What is being asked
Take all the material and copy it exactly.

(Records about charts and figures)
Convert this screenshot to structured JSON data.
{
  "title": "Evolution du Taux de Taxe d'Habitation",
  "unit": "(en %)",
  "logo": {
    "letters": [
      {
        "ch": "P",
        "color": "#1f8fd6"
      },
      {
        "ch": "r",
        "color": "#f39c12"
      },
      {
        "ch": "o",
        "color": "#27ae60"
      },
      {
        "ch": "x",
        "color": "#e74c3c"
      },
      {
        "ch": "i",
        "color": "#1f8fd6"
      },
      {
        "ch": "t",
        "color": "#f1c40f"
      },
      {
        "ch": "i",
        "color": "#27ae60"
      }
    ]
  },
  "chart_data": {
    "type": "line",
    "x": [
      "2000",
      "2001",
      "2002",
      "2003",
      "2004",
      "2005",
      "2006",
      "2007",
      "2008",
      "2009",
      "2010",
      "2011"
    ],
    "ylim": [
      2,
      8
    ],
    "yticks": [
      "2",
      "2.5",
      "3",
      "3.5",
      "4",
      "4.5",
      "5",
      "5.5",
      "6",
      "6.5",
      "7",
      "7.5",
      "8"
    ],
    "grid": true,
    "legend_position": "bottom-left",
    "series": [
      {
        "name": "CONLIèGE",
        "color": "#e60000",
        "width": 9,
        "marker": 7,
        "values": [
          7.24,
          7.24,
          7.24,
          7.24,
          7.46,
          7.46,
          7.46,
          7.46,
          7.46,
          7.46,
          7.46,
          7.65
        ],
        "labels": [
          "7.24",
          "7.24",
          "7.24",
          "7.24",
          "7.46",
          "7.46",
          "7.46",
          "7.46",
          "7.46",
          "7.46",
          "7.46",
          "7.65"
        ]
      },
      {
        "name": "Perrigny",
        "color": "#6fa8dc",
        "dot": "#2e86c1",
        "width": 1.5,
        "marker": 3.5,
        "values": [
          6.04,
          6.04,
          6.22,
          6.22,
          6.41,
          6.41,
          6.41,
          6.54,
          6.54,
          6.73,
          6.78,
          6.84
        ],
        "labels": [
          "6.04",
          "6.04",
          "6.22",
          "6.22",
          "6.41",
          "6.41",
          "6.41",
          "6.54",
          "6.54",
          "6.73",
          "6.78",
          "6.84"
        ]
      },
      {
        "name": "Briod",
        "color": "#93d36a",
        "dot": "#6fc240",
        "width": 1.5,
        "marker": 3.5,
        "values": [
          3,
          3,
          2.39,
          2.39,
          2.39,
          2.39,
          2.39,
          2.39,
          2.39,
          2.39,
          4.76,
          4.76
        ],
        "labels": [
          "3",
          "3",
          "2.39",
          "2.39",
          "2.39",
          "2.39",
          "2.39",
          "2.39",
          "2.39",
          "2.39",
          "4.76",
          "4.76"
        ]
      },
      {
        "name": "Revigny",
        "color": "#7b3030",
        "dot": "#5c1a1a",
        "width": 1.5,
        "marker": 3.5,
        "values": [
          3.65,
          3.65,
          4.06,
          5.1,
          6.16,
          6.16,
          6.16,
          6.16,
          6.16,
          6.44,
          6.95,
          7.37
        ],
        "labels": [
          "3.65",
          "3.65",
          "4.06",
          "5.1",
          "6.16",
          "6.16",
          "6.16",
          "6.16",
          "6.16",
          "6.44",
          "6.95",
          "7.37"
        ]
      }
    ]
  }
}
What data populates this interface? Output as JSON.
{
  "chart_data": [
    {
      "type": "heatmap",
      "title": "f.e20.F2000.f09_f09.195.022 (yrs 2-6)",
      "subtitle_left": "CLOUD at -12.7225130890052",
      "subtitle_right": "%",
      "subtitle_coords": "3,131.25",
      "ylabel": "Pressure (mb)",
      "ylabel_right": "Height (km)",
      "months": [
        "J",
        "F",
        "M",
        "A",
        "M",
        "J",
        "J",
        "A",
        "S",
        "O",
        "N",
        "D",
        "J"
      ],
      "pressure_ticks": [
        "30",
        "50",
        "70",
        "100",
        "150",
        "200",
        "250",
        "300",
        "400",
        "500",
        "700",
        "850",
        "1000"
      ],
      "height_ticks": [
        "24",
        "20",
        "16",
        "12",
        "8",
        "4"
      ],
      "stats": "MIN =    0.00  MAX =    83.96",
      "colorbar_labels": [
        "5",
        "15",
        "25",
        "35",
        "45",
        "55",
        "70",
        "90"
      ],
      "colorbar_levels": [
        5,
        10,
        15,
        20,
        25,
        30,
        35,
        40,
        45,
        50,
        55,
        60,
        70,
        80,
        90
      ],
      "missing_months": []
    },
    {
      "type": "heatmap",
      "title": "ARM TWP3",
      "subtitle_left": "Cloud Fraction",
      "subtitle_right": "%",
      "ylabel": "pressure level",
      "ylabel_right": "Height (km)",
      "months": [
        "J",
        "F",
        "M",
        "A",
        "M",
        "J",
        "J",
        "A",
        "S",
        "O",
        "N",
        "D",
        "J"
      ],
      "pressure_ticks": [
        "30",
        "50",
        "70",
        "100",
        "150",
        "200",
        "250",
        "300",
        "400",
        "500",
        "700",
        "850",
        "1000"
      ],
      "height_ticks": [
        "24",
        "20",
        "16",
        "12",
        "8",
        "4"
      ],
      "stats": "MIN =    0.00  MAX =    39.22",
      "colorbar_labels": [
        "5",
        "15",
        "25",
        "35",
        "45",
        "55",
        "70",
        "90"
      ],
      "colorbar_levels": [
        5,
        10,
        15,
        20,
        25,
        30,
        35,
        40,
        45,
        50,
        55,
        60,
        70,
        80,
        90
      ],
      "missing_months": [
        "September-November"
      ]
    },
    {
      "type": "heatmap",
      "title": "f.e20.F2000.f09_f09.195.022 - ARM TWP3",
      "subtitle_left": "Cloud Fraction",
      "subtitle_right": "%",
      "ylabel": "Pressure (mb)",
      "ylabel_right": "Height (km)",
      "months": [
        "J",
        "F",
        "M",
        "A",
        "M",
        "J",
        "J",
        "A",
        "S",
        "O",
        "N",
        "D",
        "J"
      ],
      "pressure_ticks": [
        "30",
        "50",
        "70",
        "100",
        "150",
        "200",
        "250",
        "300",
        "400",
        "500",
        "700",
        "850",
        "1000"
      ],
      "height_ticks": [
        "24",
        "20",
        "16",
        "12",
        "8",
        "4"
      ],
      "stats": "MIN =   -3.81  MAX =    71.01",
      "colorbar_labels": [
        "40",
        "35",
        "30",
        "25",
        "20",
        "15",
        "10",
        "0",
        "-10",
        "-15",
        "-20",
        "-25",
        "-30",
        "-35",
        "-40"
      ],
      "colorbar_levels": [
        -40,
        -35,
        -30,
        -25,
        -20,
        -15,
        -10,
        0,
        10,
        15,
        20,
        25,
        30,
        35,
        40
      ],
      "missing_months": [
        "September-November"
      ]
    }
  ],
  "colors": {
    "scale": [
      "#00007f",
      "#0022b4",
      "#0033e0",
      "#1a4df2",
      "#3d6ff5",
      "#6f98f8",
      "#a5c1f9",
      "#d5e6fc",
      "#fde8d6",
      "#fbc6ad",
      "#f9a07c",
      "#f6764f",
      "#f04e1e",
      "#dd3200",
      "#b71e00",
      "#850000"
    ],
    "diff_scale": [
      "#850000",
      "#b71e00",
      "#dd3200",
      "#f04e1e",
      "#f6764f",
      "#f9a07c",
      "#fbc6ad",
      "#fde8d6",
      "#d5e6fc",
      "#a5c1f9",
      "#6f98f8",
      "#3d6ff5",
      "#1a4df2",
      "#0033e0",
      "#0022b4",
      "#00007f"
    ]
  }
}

Answer to this exercise
Convert this screenshot to structured JSON data.
{
  "title": "Evolution du Taux de Taxe d'Habitation",
  "unit": "(en %)",
  "logo": {
    "letters": [
      {
        "ch": "P",
        "color": "#1f8fd6"
      },
      {
        "ch": "r",
        "color": "#f39c12"
      },
      {
        "ch": "o",
        "color": "#27ae60"
      },
      {
        "ch": "x",
        "color": "#e74c3c"
      },
      {
        "ch": "i",
        "color": "#1f8fd6"
      },
      {
        "ch": "t",
        "color": "#f1c40f"
      },
      {
        "ch": "i",
        "color": "#27ae60"
      }
    ]
  },
  "chart_data": {
    "type": "line",
    "x": [
      "2000",
      "2001",
      "2002",
      "2003",
      "2004",
      "2005",
      "2006",
      "2007",
      "2008",
      "2009",
      "2010",
      "2011"
    ],
    "ylim": [
      2,
      8
    ],
    "yticks": [
      "2",
      "2.5",
      "3",
      "3.5",
      "4",
      "4.5",
      "5",
      "5.5",
      "6",
      "6.5",
      "7",
      "7.5",
      "8"
    ],
    "grid": true,
    "legend_position": "bottom-left",
    "series": [
      {
        "name": "CONLIèGE",
        "color": "#e60000",
        "width": 9,
        "marker": 7,
        "values": [
          7.24,
          7.24,
          7.24,
          7.24,
          7.46,
          7.46,
          7.46,
          7.46,
          7.46,
          7.46,
          7.46,
          7.65
        ],
        "labels": [
          "7.24",
          "7.24",
          "7.24",
          "7.24",
          "7.46",
          "7.46",
          "7.46",
          "7.46",
          "7.46",
          "7.46",
          "7.46",
          "7.65"
        ]
      },
      {
        "name": "Perrigny",
        "color": "#6fa8dc",
        "dot": "#2e86c1",
        "width": 1.5,
        "marker": 3.5,
        "values": [
          6.04,
          6.04,
          6.22,
          6.22,
          6.41,
          6.41,
          6.41,
          6.54,
          6.54,
          6.73,
          6.78,
          6.84
        ],
        "labels": [
          "6.04",
          "6.04",
          "6.22",
          "6.22",
          "6.41",
          "6.41",
          "6.41",
          "6.54",
          "6.54",
          "6.73",
          "6.78",
          "6.84"
        ]
      },
      {
        "name": "Briod",
        "color": "#93d36a",
        "dot": "#6fc240",
        "width": 1.5,
        "marker": 3.5,
        "values": [
          3,
          3,
          2.39,
          2.39,
          2.39,
          2.39,
          2.39,
          2.39,
          2.39,
          2.39,
          4.76,
          4.76
        ],
        "labels": [
          "3",
          "3",
          "2.39",
          "2.39",
          "2.39",
          "2.39",
          "2.39",
          "2.39",
          "2.39",
          "2.39",
          "4.76",
          "4.76"
        ]
      },
      {
        "name": "Revigny",
        "color": "#7b3030",
        "dot": "#5c1a1a",
        "width": 1.5,
        "marker": 3.5,
        "values": [
          3.65,
          3.65,
          4.06,
          5.1,
          6.16,
          6.16,
          6.16,
          6.16,
          6.16,
          6.44,
          6.95,
          7.37
        ],
        "labels": [
          "3.65",
          "3.65",
          "4.06",
          "5.1",
          "6.16",
          "6.16",
          "6.16",
          "6.16",
          "6.16",
          "6.44",
          "6.95",
          "7.37"
        ]
      }
    ]
  }
}
What data populates this interface? Output as JSON.
{
  "chart_data": [
    {
      "type": "heatmap",
      "title": "f.e20.F2000.f09_f09.195.022 (yrs 2-6)",
      "subtitle_left": "CLOUD at -12.7225130890052",
      "subtitle_right": "%",
      "subtitle_coords": "3,131.25",
      "ylabel": "Pressure (mb)",
      "ylabel_right": "Height (km)",
      "months": [
        "J",
        "F",
        "M",
        "A",
        "M",
        "J",
        "J",
        "A",
        "S",
        "O",
        "N",
        "D",
        "J"
      ],
      "pressure_ticks": [
        "30",
        "50",
        "70",
        "100",
        "150",
        "200",
        "250",
        "300",
        "400",
        "500",
        "700",
        "850",
        "1000"
      ],
      "height_ticks": [
        "24",
        "20",
        "16",
        "12",
        "8",
        "4"
      ],
      "stats": "MIN =    0.00  MAX =    83.96",
      "colorbar_labels": [
        "5",
        "15",
        "25",
        "35",
        "45",
        "55",
        "70",
        "90"
      ],
      "colorbar_levels": [
        5,
        10,
        15,
        20,
        25,
        30,
        35,
        40,
        45,
        50,
        55,
        60,
        70,
        80,
        90
      ],
      "missing_months": []
    },
    {
      "type": "heatmap",
      "title": "ARM TWP3",
      "subtitle_left": "Cloud Fraction",
      "subtitle_right": "%",
      "ylabel": "pressure level",
      "ylabel_right": "Height (km)",
      "months": [
        "J",
        "F",
        "M",
        "A",
        "M",
        "J",
        "J",
        "A",
        "S",
        "O",
        "N",
        "D",
        "J"
      ],
      "pressure_ticks": [
        "30",
        "50",
        "70",
        "100",
        "150",
        "200",
        "250",
        "300",
        "400",
        "500",
        "700",
        "850",
        "1000"
      ],
      "height_ticks": [
        "24",
        "20",
        "16",
        "12",
        "8",
        "4"
      ],
      "stats": "MIN =    0.00  MAX =    39.22",
      "colorbar_labels": [
        "5",
        "15",
        "25",
        "35",
        "45",
        "55",
        "70",
        "90"
      ],
      "colorbar_levels": [
        5,
        10,
        15,
        20,
        25,
        30,
        35,
        40,
        45,
        50,
        55,
        60,
        70,
        80,
        90
      ],
      "missing_months": [
        "September-November"
      ]
    },
    {
      "type": "heatmap",
      "title": "f.e20.F2000.f09_f09.195.022 - ARM TWP3",
      "subtitle_left": "Cloud Fraction",
      "subtitle_right": "%",
      "ylabel": "Pressure (mb)",
      "ylabel_right": "Height (km)",
      "months": [
        "J",
        "F",
        "M",
        "A",
        "M",
        "J",
        "J",
        "A",
        "S",
        "O",
        "N",
        "D",
        "J"
      ],
      "pressure_ticks": [
        "30",
        "50",
        "70",
        "100",
        "150",
        "200",
        "250",
        "300",
        "400",
        "500",
        "700",
        "850",
        "1000"
      ],
      "height_ticks": [
        "24",
        "20",
        "16",
        "12",
        "8",
        "4"
      ],
      "stats": "MIN =   -3.81  MAX =    71.01",
      "colorbar_labels": [
        "40",
        "35",
        "30",
        "25",
        "20",
        "15",
        "10",
        "0",
        "-10",
        "-15",
        "-20",
        "-25",
        "-30",
        "-35",
        "-40"
      ],
      "colorbar_levels": [
        -40,
        -35,
        -30,
        -25,
        -20,
        -15,
        -10,
        0,
        10,
        15,
        20,
        25,
        30,
        35,
        40
      ],
      "missing_months": [
        "September-November"
      ]
    }
  ],
  "colors": {
    "scale": [
      "#00007f",
      "#0022b4",
      "#0033e0",
      "#1a4df2",
      "#3d6ff5",
      "#6f98f8",
      "#a5c1f9",
      "#d5e6fc",
      "#fde8d6",
      "#fbc6ad",
      "#f9a07c",
      "#f6764f",
      "#f04e1e",
      "#dd3200",
      "#b71e00",
      "#850000"
    ],
    "diff_scale": [
      "#850000",
      "#b71e00",
      "#dd3200",
      "#f04e1e",
      "#f6764f",
      "#f9a07c",
      "#fbc6ad",
      "#fde8d6",
      "#d5e6fc",
      "#a5c1f9",
      "#6f98f8",
      "#3d6ff5",
      "#1a4df2",
      "#0033e0",
      "#0022b4",
      "#00007f"
    ]
  }
}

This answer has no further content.